=== WHAT TO DO ===
From the entries below, count every line that contains the word "Akkus". Please give the number and nothing else.

=== Stored items from a collection ===
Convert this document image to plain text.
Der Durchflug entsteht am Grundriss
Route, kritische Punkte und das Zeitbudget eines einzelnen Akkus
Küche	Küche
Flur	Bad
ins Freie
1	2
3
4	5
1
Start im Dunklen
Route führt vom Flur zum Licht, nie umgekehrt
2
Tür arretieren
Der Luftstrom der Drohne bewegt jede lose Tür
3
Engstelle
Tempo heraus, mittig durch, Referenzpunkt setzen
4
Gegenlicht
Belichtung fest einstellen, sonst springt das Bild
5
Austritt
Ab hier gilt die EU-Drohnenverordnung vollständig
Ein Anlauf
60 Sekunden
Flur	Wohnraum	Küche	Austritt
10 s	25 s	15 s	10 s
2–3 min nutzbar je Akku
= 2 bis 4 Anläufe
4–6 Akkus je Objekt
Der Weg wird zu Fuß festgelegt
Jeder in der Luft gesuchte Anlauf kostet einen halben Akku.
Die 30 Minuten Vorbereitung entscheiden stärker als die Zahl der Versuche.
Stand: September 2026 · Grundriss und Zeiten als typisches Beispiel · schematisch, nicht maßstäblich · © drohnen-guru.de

=== TASK RESPONSE ===
2